◆ Records provided:
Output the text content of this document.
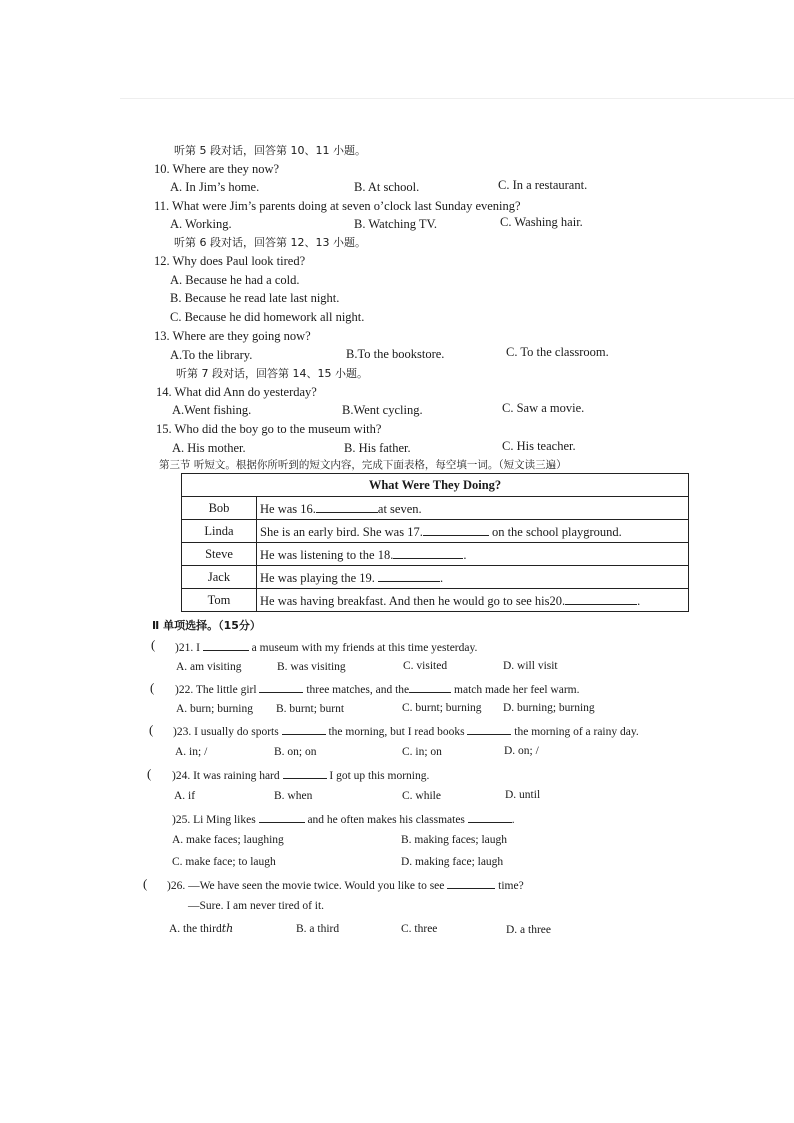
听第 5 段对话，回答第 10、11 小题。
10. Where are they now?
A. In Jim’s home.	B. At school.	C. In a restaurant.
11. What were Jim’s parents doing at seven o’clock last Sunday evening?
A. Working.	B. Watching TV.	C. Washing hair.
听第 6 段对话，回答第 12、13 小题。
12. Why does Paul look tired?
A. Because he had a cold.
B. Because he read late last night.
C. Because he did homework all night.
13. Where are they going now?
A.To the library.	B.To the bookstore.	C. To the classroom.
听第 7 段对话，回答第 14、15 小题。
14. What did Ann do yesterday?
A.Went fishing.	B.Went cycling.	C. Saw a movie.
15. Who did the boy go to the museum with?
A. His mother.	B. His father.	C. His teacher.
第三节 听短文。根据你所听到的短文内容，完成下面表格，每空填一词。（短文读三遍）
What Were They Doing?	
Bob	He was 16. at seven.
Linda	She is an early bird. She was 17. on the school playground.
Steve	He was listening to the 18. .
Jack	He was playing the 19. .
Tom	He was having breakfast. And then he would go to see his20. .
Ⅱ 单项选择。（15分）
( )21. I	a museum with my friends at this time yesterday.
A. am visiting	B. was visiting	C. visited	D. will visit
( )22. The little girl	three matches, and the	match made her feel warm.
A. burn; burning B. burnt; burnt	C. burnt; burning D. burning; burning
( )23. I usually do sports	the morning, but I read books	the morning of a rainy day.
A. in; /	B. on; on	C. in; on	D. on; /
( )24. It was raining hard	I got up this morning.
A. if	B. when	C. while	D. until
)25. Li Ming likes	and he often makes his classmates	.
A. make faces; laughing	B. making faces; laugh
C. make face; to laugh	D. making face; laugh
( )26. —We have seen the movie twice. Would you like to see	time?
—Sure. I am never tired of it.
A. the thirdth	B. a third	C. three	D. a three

◆ Exercise task: Your task is an exact transcription of all the data, minus the pictures.

◆ Solution for this task:
Output the text content of this document.
听第 5 段对话，回答第 10、11 小题。
10. Where are they now?
A. In Jim’s home.	B. At school.	C. In a restaurant.
11. What were Jim’s parents doing at seven o’clock last Sunday evening?
A. Working.	B. Watching TV.	C. Washing hair.
听第 6 段对话，回答第 12、13 小题。
12. Why does Paul look tired?
A. Because he had a cold.
B. Because he read late last night.
C. Because he did homework all night.
13. Where are they going now?
A.To the library.	B.To the bookstore.	C. To the classroom.
听第 7 段对话，回答第 14、15 小题。
14. What did Ann do yesterday?
A.Went fishing.	B.Went cycling.	C. Saw a movie.
15. Who did the boy go to the museum with?
A. His mother.	B. His father.	C. His teacher.
第三节 听短文。根据你所听到的短文内容，完成下面表格，每空填一词。（短文读三遍）
What Were They Doing?	
Bob	He was 16. at seven.
Linda	She is an early bird. She was 17. on the school playground.
Steve	He was listening to the 18. .
Jack	He was playing the 19. .
Tom	He was having breakfast. And then he would go to see his20. .
Ⅱ 单项选择。（15分）
( )21. I	a museum with my friends at this time yesterday.
A. am visiting	B. was visiting	C. visited	D. will visit
( )22. The little girl	three matches, and the	match made her feel warm.
A. burn; burning B. burnt; burnt	C. burnt; burning D. burning; burning
( )23. I usually do sports	the morning, but I read books	the morning of a rainy day.
A. in; /	B. on; on	C. in; on	D. on; /
( )24. It was raining hard	I got up this morning.
A. if	B. when	C. while	D. until
)25. Li Ming likes	and he often makes his classmates	.
A. make faces; laughing	B. making faces; laugh
C. make face; to laugh	D. making face; laugh
( )26. —We have seen the movie twice. Would you like to see	time?
—Sure. I am never tired of it.
A. the thirdth	B. a third	C. three	D. a three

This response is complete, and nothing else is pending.